PROBLEM DETAILS: Your answer is a single number: how many lines hold the word "ComissionEmployee"?

--- STORED RECORDS ---

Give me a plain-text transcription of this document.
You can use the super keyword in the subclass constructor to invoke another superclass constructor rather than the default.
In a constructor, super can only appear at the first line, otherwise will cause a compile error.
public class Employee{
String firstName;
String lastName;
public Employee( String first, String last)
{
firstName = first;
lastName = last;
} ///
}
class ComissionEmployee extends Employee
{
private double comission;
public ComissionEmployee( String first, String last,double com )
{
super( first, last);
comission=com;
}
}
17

---

RESULT FOR THIS EXERCISE: 2